» **Set exercise**
Return the listing word for word, as given.

» **Data to process**
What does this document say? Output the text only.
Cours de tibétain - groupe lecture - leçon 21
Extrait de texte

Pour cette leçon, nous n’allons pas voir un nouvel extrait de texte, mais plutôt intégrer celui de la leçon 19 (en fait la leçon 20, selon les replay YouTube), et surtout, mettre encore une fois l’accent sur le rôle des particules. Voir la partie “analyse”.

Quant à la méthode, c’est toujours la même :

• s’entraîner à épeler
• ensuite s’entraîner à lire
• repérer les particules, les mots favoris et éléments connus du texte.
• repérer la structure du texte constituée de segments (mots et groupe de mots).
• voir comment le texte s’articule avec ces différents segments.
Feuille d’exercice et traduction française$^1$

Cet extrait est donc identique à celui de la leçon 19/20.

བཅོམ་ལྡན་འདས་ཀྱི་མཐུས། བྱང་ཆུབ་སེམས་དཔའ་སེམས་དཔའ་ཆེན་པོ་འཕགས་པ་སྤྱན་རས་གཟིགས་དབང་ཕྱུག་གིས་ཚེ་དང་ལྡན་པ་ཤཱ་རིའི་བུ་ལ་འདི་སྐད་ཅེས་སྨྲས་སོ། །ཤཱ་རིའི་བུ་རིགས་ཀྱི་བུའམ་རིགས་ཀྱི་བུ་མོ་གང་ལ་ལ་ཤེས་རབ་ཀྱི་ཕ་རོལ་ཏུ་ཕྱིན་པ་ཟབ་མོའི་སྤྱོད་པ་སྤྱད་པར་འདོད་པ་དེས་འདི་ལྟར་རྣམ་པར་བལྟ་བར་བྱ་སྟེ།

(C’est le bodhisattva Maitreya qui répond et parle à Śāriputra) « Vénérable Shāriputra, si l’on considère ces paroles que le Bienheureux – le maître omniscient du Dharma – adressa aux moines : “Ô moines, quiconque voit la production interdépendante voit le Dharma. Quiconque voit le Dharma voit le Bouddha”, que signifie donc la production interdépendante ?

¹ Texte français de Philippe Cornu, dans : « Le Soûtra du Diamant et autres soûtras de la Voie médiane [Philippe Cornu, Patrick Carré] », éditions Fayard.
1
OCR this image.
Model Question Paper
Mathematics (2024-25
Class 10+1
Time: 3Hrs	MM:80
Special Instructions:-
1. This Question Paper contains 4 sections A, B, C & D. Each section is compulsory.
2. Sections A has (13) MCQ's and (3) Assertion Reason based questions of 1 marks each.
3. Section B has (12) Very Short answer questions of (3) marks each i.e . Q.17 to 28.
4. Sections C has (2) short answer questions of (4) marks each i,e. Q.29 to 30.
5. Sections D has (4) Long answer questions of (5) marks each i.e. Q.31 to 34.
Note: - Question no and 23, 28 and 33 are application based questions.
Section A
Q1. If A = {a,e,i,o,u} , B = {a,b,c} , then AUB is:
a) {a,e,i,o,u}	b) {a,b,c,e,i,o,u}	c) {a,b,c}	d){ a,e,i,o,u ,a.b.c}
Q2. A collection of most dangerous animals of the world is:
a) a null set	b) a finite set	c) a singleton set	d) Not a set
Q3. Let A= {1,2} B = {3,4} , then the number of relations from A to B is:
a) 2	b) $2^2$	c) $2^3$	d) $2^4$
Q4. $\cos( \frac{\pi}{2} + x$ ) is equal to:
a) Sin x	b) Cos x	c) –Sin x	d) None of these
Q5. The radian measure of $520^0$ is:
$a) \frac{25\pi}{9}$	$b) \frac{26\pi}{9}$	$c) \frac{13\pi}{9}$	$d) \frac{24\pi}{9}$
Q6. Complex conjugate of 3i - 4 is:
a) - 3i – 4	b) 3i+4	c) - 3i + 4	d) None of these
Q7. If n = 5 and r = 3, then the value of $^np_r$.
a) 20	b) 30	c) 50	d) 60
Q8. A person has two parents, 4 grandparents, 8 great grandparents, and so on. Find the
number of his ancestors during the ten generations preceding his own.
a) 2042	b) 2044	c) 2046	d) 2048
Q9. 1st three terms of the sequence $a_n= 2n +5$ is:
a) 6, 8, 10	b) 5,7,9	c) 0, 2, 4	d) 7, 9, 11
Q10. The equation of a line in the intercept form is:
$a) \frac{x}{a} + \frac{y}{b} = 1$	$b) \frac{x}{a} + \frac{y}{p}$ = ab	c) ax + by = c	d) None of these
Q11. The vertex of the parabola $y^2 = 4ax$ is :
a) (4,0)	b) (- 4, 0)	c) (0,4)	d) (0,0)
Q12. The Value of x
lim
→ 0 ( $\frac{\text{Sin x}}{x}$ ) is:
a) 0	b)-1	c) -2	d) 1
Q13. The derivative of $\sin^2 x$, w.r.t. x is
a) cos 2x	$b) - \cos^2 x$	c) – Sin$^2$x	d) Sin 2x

» **Response to this exercise**
What does this document say? Output the text only.
Cours de tibétain - groupe lecture - leçon 21
Extrait de texte

Pour cette leçon, nous n’allons pas voir un nouvel extrait de texte, mais plutôt intégrer celui de la leçon 19 (en fait la leçon 20, selon les replay YouTube), et surtout, mettre encore une fois l’accent sur le rôle des particules. Voir la partie “analyse”.

Quant à la méthode, c’est toujours la même :

• s’entraîner à épeler
• ensuite s’entraîner à lire
• repérer les particules, les mots favoris et éléments connus du texte.
• repérer la structure du texte constituée de segments (mots et groupe de mots).
• voir comment le texte s’articule avec ces différents segments.
Feuille d’exercice et traduction française$^1$

Cet extrait est donc identique à celui de la leçon 19/20.

བཅོམ་ལྡན་འདས་ཀྱི་མཐུས། བྱང་ཆུབ་སེམས་དཔའ་སེམས་དཔའ་ཆེན་པོ་འཕགས་པ་སྤྱན་རས་གཟིགས་དབང་ཕྱུག་གིས་ཚེ་དང་ལྡན་པ་ཤཱ་རིའི་བུ་ལ་འདི་སྐད་ཅེས་སྨྲས་སོ། །ཤཱ་རིའི་བུ་རིགས་ཀྱི་བུའམ་རིགས་ཀྱི་བུ་མོ་གང་ལ་ལ་ཤེས་རབ་ཀྱི་ཕ་རོལ་ཏུ་ཕྱིན་པ་ཟབ་མོའི་སྤྱོད་པ་སྤྱད་པར་འདོད་པ་དེས་འདི་ལྟར་རྣམ་པར་བལྟ་བར་བྱ་སྟེ།

(C’est le bodhisattva Maitreya qui répond et parle à Śāriputra) « Vénérable Shāriputra, si l’on considère ces paroles que le Bienheureux – le maître omniscient du Dharma – adressa aux moines : “Ô moines, quiconque voit la production interdépendante voit le Dharma. Quiconque voit le Dharma voit le Bouddha”, que signifie donc la production interdépendante ?

¹ Texte français de Philippe Cornu, dans : « Le Soûtra du Diamant et autres soûtras de la Voie médiane [Philippe Cornu, Patrick Carré] », éditions Fayard.
1
OCR this image.
Model Question Paper
Mathematics (2024-25
Class 10+1
Time: 3Hrs	MM:80
Special Instructions:-
1. This Question Paper contains 4 sections A, B, C & D. Each section is compulsory.
2. Sections A has (13) MCQ's and (3) Assertion Reason based questions of 1 marks each.
3. Section B has (12) Very Short answer questions of (3) marks each i.e . Q.17 to 28.
4. Sections C has (2) short answer questions of (4) marks each i,e. Q.29 to 30.
5. Sections D has (4) Long answer questions of (5) marks each i.e. Q.31 to 34.
Note: - Question no and 23, 28 and 33 are application based questions.
Section A
Q1. If A = {a,e,i,o,u} , B = {a,b,c} , then AUB is:
a) {a,e,i,o,u}	b) {a,b,c,e,i,o,u}	c) {a,b,c}	d){ a,e,i,o,u ,a.b.c}
Q2. A collection of most dangerous animals of the world is:
a) a null set	b) a finite set	c) a singleton set	d) Not a set
Q3. Let A= {1,2} B = {3,4} , then the number of relations from A to B is:
a) 2	b) $2^2$	c) $2^3$	d) $2^4$
Q4. $\cos( \frac{\pi}{2} + x$ ) is equal to:
a) Sin x	b) Cos x	c) –Sin x	d) None of these
Q5. The radian measure of $520^0$ is:
$a) \frac{25\pi}{9}$	$b) \frac{26\pi}{9}$	$c) \frac{13\pi}{9}$	$d) \frac{24\pi}{9}$
Q6. Complex conjugate of 3i - 4 is:
a) - 3i – 4	b) 3i+4	c) - 3i + 4	d) None of these
Q7. If n = 5 and r = 3, then the value of $^np_r$.
a) 20	b) 30	c) 50	d) 60
Q8. A person has two parents, 4 grandparents, 8 great grandparents, and so on. Find the
number of his ancestors during the ten generations preceding his own.
a) 2042	b) 2044	c) 2046	d) 2048
Q9. 1st three terms of the sequence $a_n= 2n +5$ is:
a) 6, 8, 10	b) 5,7,9	c) 0, 2, 4	d) 7, 9, 11
Q10. The equation of a line in the intercept form is:
$a) \frac{x}{a} + \frac{y}{b} = 1$	$b) \frac{x}{a} + \frac{y}{p}$ = ab	c) ax + by = c	d) None of these
Q11. The vertex of the parabola $y^2 = 4ax$ is :
a) (4,0)	b) (- 4, 0)	c) (0,4)	d) (0,0)
Q12. The Value of x
lim
→ 0 ( $\frac{\text{Sin x}}{x}$ ) is:
a) 0	b)-1	c) -2	d) 1
Q13. The derivative of $\sin^2 x$, w.r.t. x is
a) cos 2x	$b) - \cos^2 x$	c) – Sin$^2$x	d) Sin 2x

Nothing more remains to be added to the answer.